+++ Stored rows +++

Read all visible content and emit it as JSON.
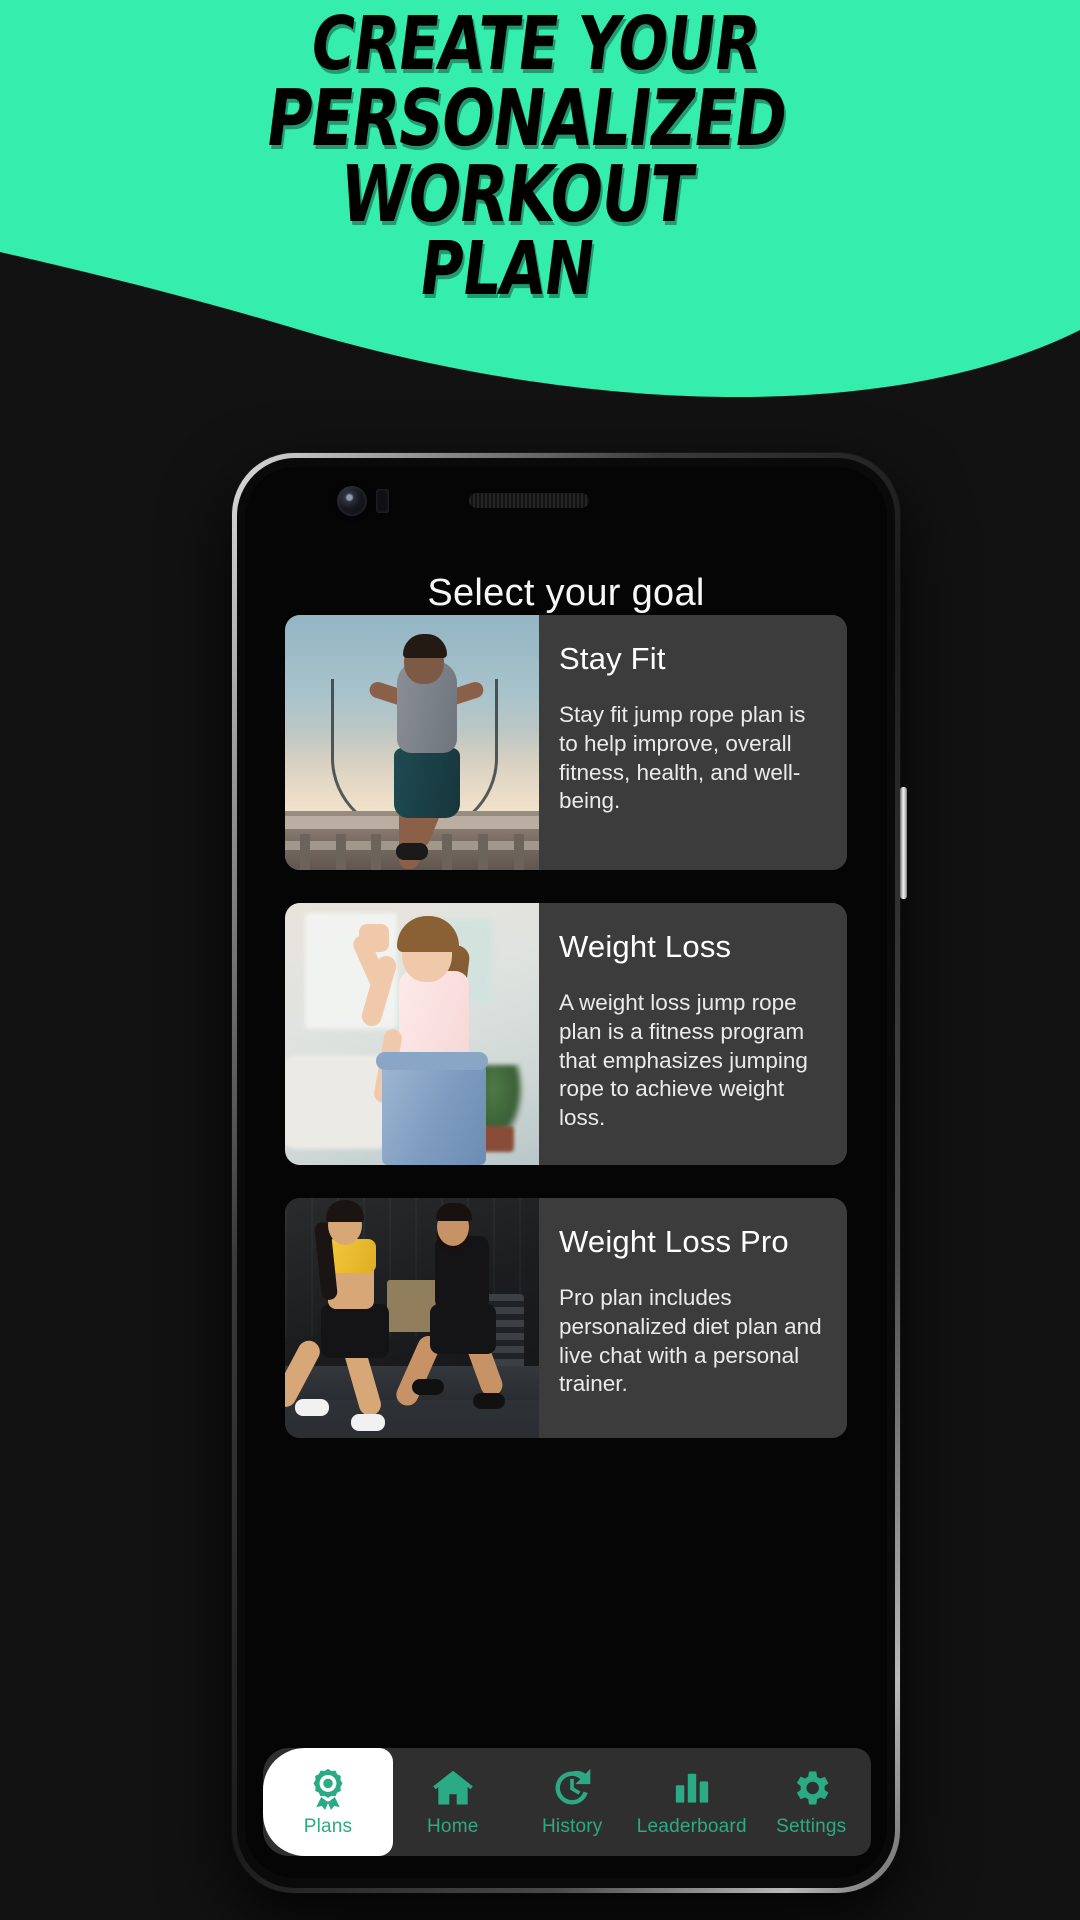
{
  "banner": {
    "headline_line1": "CREATE YOUR",
    "headline_line2": "PERSONALIZED WORKOUT",
    "headline_line3": "PLAN",
    "background_color": "#35EDAD",
    "text_color": "#000000"
  },
  "page_background": "#121212",
  "app": {
    "title": "Select your goal",
    "accent_color": "#2BAB83",
    "card_background": "#3C3C3C",
    "screen_background": "#050505",
    "cards": [
      {
        "title": "Stay Fit",
        "description": "Stay fit jump rope plan is to help improve, overall fitness, health, and well-being.",
        "image_alt": "man-skipping-rope-outdoors"
      },
      {
        "title": "Weight Loss",
        "description": "A weight loss jump rope plan is a fitness program that emphasizes jumping rope to achieve weight loss.",
        "image_alt": "woman-in-oversized-jeans-flexing"
      },
      {
        "title": "Weight Loss Pro",
        "description": "Pro plan includes personalized diet plan and live chat with a personal trainer.",
        "image_alt": "two-athletes-lunging-in-gym"
      }
    ],
    "nav": {
      "items": [
        {
          "label": "Plans",
          "icon": "award-medal-icon",
          "active": true
        },
        {
          "label": "Home",
          "icon": "home-icon",
          "active": false
        },
        {
          "label": "History",
          "icon": "history-clock-icon",
          "active": false
        },
        {
          "label": "Leaderboard",
          "icon": "bar-chart-icon",
          "active": false
        },
        {
          "label": "Settings",
          "icon": "gear-icon",
          "active": false
        }
      ],
      "active_background": "#FFFFFF",
      "background": "#2F2F2F"
    }
  }
}
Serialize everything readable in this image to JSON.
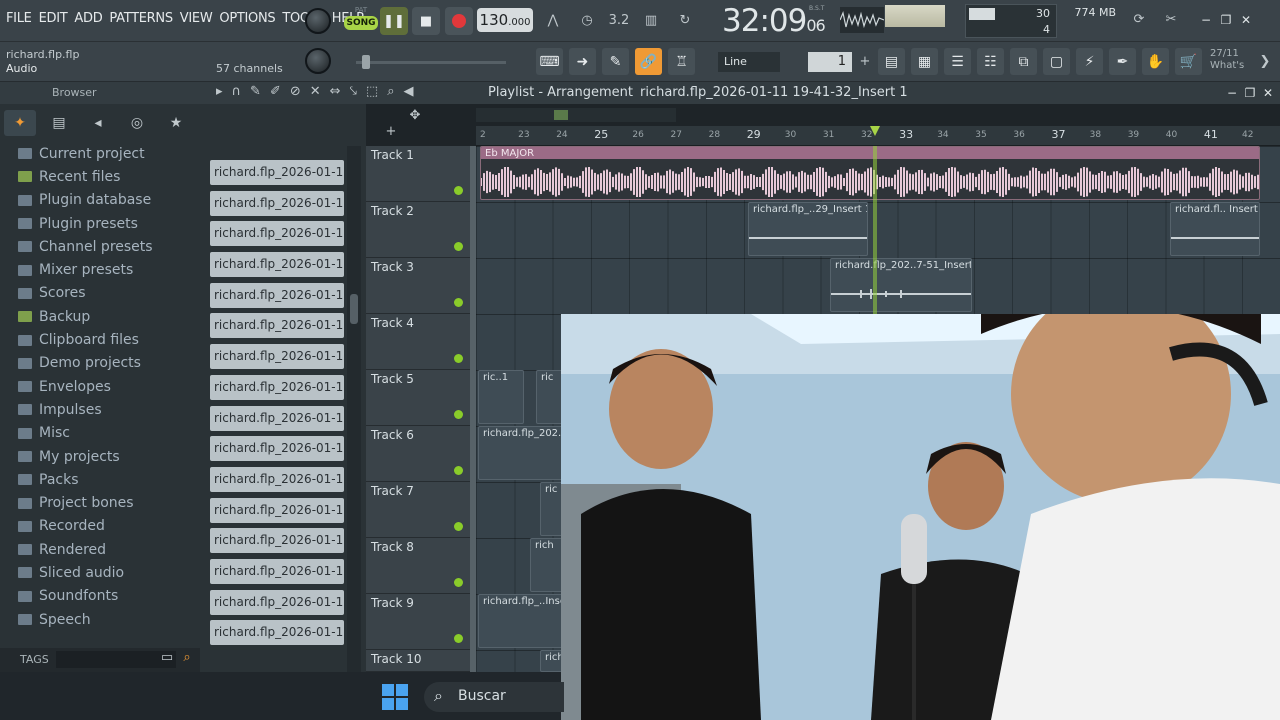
{
  "menu": [
    "FILE",
    "EDIT",
    "ADD",
    "PATTERNS",
    "VIEW",
    "OPTIONS",
    "TOOLS",
    "HELP"
  ],
  "transport": {
    "pat_label": "PAT",
    "song_label": "SONG",
    "tempo": "130",
    "tempo_frac": ".000",
    "time_main": "32:09",
    "time_ticks": "06",
    "time_unit": "B.S.T"
  },
  "cpu": {
    "value": "30",
    "poly": "4"
  },
  "memory": "774 MB",
  "project": {
    "file": "richard.flp.flp",
    "mode": "Audio",
    "channels": "57 channels"
  },
  "snap": "Line",
  "pattern_number": "1",
  "news": {
    "date": "27/11",
    "text": "What's"
  },
  "browser": {
    "title": "Browser",
    "folders": [
      "Current project",
      "Recent files",
      "Plugin database",
      "Plugin presets",
      "Channel presets",
      "Mixer presets",
      "Scores",
      "Backup",
      "Clipboard files",
      "Demo projects",
      "Envelopes",
      "Impulses",
      "Misc",
      "My projects",
      "Packs",
      "Project bones",
      "Recorded",
      "Rendered",
      "Sliced audio",
      "Soundfonts",
      "Speech"
    ],
    "files": [
      "richard.flp_2026-01-11...",
      "richard.flp_2026-01-11...",
      "richard.flp_2026-01-11...",
      "richard.flp_2026-01-11...",
      "richard.flp_2026-01-11...",
      "richard.flp_2026-01-11...",
      "richard.flp_2026-01-11...",
      "richard.flp_2026-01-11...",
      "richard.flp_2026-01-11...",
      "richard.flp_2026-01-11...",
      "richard.flp_2026-01-11...",
      "richard.flp_2026-01-11...",
      "richard.flp_2026-01-11...",
      "richard.flp_2026-01-11...",
      "richard.flp_2026-01-11...",
      "richard.flp_2026-01-11..."
    ],
    "tags_label": "TAGS"
  },
  "playlist": {
    "title": "Playlist - Arrangement",
    "path": "richard.flp_2026-01-11 19-41-32_Insert 1",
    "ruler": [
      "2",
      "23",
      "24",
      "25",
      "26",
      "27",
      "28",
      "29",
      "30",
      "31",
      "32",
      "33",
      "34",
      "35",
      "36",
      "37",
      "38",
      "39",
      "40",
      "41",
      "42"
    ],
    "tracks": [
      "Track 1",
      "Track 2",
      "Track 3",
      "Track 4",
      "Track 5",
      "Track 6",
      "Track 7",
      "Track 8",
      "Track 9",
      "Track 10"
    ],
    "clips": {
      "main": "Eb MAJOR",
      "t2a": "richard.flp_..29_Insert 1",
      "t2b": "richard.fl.. Insert 1",
      "t3": "richard.flp_202..7-51_Insert 1",
      "t5a": "ric..1",
      "t5b": "ric",
      "t6": "richard.flp_202..",
      "t7": "ric",
      "t8": "rich",
      "t9": "richard.flp_..Inse",
      "t10": "rich"
    }
  },
  "taskbar": {
    "search": "Buscar"
  },
  "colors": {
    "accent": "#f09a35",
    "song": "#a8d447",
    "led": "#8acc2a",
    "main_clip": "#9b6b86"
  }
}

+++

**Exercise description:**
Find every line in the records that contains the word "icon"; copy those lines.

**Written response:**
          "icon": "award-medal-icon",
          "icon": "home-icon",
          "icon": "history-clock-icon",
          "icon": "bar-chart-icon",
          "icon": "gear-icon",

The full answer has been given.